What this task involves:
Extract all lines that hold the string "giác".

************

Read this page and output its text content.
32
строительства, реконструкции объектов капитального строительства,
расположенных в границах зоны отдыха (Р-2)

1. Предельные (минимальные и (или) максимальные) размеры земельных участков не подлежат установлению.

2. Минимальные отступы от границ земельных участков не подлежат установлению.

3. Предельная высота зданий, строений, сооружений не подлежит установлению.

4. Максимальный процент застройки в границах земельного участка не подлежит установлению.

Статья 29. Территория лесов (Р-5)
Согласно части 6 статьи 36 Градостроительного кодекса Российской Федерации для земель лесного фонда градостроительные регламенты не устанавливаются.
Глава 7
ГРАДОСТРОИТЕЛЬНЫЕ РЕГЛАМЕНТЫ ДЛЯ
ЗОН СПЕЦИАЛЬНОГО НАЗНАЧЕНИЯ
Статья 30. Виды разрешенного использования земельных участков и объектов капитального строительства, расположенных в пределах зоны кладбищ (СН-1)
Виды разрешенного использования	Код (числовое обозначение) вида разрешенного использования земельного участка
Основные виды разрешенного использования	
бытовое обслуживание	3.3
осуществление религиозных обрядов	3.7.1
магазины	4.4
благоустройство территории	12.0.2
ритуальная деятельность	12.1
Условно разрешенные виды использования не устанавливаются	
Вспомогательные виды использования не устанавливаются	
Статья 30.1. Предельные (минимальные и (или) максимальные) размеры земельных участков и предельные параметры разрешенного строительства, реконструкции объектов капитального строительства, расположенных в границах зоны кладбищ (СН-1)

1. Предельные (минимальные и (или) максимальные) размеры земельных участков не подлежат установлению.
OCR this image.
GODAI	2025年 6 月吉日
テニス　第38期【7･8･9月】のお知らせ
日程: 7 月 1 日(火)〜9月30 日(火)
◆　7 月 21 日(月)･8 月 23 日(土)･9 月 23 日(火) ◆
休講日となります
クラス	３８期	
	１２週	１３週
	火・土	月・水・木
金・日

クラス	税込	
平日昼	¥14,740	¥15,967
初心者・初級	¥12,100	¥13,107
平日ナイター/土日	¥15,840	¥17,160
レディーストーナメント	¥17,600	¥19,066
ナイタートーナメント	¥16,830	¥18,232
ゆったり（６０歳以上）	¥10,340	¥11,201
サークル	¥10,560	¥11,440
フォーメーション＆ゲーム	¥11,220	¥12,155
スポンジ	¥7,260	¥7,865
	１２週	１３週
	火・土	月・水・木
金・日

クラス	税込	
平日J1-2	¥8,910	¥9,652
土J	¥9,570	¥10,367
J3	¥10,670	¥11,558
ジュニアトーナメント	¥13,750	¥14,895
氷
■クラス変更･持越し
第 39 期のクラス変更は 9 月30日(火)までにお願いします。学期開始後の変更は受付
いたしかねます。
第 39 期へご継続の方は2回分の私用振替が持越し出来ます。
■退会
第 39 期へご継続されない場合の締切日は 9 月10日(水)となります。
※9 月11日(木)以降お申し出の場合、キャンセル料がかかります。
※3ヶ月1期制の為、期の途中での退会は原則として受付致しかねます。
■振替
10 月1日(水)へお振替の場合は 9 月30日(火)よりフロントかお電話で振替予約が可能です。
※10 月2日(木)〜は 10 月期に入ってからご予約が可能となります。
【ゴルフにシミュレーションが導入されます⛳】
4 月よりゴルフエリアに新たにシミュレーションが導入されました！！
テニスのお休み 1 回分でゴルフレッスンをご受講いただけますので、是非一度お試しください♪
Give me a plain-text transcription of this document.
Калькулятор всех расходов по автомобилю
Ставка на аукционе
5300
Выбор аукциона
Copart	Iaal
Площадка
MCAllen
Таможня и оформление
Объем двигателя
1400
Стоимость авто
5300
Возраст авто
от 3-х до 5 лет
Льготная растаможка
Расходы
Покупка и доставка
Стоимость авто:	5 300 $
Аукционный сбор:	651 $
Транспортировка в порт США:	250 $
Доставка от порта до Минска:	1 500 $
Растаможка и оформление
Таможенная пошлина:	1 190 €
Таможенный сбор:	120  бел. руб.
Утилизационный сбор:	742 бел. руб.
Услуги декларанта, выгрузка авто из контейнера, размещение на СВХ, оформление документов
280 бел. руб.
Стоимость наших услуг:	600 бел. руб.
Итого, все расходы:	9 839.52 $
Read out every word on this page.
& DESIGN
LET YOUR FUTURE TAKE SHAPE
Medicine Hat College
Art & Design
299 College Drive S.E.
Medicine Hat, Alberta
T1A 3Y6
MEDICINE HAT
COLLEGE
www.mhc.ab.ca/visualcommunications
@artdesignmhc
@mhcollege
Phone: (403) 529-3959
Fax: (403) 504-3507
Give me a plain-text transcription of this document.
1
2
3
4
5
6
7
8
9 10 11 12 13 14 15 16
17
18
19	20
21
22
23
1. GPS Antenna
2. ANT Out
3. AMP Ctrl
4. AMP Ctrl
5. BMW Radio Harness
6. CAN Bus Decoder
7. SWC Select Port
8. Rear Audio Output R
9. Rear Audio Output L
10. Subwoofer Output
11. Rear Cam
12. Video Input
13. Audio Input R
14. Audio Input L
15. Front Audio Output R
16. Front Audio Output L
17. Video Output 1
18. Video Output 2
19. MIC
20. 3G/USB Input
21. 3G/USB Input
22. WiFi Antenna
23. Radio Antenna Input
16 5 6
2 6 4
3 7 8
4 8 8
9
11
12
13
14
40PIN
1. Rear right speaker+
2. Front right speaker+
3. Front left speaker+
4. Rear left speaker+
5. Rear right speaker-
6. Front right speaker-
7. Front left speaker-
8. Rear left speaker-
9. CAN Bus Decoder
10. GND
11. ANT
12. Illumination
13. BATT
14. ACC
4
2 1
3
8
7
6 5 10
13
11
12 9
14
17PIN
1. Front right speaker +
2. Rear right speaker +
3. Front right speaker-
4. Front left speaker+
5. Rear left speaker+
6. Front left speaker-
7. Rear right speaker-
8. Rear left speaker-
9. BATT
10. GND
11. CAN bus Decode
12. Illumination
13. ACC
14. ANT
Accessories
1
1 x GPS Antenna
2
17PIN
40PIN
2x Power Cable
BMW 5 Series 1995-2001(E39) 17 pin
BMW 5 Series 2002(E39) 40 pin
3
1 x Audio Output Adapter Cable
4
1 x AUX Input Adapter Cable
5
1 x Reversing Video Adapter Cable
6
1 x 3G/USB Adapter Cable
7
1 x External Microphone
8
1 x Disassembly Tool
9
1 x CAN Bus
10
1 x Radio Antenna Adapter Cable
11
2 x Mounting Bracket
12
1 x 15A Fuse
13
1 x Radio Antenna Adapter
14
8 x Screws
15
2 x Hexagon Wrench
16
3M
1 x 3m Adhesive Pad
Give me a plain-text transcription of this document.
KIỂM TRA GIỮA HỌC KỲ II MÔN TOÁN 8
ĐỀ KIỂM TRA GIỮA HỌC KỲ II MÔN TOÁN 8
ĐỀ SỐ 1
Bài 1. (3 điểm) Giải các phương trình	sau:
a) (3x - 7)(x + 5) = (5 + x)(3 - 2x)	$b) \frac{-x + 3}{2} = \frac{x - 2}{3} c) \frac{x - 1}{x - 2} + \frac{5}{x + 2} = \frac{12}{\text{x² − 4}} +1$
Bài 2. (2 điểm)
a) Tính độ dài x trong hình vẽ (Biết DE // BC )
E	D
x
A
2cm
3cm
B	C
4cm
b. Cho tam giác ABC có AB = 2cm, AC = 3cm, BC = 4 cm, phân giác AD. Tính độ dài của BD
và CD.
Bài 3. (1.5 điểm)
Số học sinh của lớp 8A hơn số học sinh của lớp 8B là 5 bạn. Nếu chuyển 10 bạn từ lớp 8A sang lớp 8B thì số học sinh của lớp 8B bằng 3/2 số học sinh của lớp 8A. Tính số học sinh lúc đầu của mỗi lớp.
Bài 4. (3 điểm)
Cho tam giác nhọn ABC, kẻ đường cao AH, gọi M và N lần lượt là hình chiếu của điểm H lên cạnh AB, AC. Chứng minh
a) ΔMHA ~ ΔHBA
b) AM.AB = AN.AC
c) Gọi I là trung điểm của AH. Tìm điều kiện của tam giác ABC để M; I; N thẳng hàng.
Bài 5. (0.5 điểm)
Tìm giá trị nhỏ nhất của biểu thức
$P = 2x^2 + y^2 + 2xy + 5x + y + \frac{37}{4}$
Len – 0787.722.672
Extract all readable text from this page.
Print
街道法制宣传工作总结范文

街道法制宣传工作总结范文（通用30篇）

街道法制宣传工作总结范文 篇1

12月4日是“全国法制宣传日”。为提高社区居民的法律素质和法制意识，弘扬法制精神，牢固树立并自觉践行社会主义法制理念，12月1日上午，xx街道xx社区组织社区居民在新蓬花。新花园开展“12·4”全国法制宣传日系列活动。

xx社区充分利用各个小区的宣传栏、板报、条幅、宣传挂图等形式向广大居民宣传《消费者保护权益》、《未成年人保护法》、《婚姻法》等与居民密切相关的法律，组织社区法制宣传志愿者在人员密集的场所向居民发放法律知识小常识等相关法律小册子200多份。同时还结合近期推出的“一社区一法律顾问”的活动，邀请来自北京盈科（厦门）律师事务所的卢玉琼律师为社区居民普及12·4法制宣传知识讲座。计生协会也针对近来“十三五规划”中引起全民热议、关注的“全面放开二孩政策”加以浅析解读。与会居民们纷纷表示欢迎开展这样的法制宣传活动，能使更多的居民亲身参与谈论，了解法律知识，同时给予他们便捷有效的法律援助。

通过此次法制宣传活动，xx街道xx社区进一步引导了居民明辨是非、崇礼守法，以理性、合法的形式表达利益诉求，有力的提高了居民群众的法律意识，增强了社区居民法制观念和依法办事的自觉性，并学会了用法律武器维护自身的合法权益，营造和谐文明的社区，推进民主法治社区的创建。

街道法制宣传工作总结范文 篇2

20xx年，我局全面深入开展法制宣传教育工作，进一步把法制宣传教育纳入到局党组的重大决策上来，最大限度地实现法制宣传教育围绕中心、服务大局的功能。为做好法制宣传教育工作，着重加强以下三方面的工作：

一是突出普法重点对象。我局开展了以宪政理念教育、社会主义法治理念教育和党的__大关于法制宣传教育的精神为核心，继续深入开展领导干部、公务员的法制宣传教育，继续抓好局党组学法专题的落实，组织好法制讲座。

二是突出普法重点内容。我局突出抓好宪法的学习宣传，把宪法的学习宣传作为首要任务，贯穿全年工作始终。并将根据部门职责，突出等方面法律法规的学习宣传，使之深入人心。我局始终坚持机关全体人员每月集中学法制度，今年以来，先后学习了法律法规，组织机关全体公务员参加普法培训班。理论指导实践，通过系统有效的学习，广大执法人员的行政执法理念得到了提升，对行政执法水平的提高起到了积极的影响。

************

Exercise output:
b. Cho tam giác ABC có AB = 2cm, AC = 3cm, BC = 4 cm, phân giác AD. Tính độ dài của BD
Cho tam giác nhọn ABC, kẻ đường cao AH, gọi M và N lần lượt là hình chiếu của điểm H lên cạnh AB, AC. Chứng minh
c) Gọi I là trung điểm của AH. Tìm điều kiện của tam giác ABC để M; I; N thẳng hàng.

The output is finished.